## ITEMS

BEGIN

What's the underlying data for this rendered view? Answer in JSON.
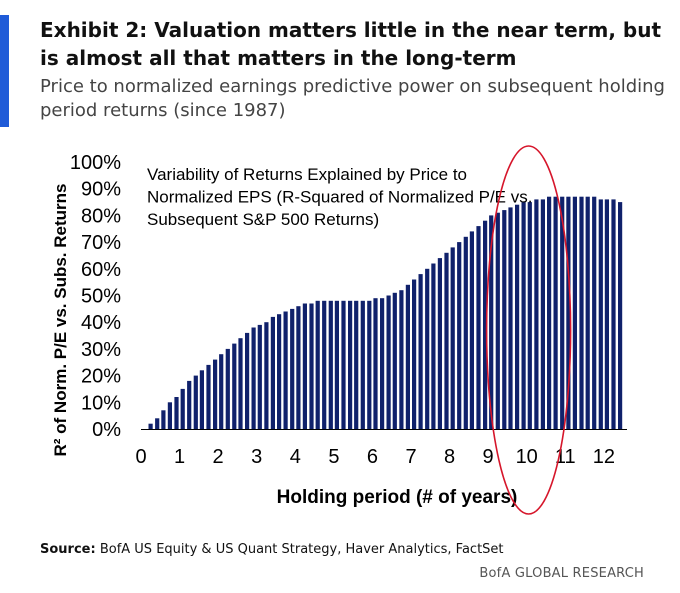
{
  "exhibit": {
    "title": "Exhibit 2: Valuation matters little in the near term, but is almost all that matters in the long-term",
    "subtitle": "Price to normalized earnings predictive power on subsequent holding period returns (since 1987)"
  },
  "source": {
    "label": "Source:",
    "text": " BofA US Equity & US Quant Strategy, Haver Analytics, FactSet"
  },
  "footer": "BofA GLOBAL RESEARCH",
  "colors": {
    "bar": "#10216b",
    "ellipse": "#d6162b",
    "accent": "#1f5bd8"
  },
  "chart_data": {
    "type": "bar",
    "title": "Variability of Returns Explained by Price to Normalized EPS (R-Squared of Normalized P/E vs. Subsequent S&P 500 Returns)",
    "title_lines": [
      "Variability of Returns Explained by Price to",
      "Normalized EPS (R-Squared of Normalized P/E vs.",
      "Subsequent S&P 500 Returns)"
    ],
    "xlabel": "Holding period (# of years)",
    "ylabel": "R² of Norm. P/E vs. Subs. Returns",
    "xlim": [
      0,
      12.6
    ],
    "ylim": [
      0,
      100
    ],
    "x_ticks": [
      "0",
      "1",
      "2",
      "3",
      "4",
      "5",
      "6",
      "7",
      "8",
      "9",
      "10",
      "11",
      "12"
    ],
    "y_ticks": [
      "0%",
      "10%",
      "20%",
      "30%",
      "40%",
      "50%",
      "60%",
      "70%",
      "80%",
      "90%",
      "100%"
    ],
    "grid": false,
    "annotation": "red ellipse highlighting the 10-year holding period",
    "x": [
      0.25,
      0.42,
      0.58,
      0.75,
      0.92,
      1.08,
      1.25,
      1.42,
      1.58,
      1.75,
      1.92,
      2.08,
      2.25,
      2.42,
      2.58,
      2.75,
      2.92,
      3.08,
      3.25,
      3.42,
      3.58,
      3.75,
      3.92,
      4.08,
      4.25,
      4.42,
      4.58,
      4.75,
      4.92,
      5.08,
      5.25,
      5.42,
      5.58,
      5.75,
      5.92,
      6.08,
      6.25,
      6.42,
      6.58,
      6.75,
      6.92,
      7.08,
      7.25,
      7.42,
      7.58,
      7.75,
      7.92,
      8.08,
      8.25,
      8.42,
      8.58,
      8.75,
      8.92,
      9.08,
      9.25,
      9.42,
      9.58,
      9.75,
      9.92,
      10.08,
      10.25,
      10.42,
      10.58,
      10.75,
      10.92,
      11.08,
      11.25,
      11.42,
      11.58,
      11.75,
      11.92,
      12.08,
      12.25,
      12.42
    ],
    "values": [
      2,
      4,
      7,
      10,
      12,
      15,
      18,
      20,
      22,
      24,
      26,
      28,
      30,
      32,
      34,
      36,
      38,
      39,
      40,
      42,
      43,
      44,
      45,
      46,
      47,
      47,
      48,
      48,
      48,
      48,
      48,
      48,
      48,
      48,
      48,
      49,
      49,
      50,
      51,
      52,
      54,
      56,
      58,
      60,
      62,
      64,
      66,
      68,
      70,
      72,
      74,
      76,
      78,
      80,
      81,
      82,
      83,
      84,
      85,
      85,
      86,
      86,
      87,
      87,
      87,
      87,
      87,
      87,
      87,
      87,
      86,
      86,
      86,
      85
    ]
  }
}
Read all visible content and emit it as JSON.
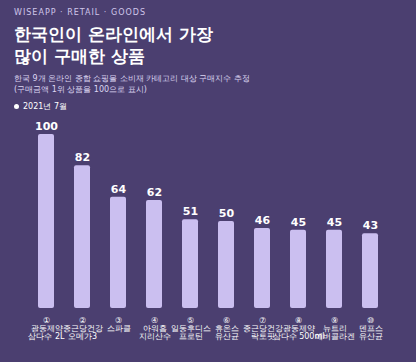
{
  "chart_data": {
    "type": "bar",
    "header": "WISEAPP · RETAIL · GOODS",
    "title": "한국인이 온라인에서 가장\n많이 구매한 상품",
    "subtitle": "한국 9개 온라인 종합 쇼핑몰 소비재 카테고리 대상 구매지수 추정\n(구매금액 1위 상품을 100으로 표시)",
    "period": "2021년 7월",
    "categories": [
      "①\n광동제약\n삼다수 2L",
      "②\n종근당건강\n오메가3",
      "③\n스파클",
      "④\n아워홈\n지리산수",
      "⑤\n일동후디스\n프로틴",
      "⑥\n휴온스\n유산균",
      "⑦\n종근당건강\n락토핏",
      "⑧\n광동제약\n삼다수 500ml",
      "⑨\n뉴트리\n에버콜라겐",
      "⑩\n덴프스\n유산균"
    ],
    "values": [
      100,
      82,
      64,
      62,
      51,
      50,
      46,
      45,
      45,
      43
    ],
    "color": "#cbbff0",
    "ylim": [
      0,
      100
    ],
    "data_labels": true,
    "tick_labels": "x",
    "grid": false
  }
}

END

## EXERCISE PROMPT
Scan the data above and copy every line with "Variability" in it.

## EXPECTED ANSWER
    "title": "Variability of Returns Explained by Price to Normalized EPS (R-Squared of Normalized P/E vs. Subsequent S&P 500 Returns)",
      "Variability of Returns Explained by Price to",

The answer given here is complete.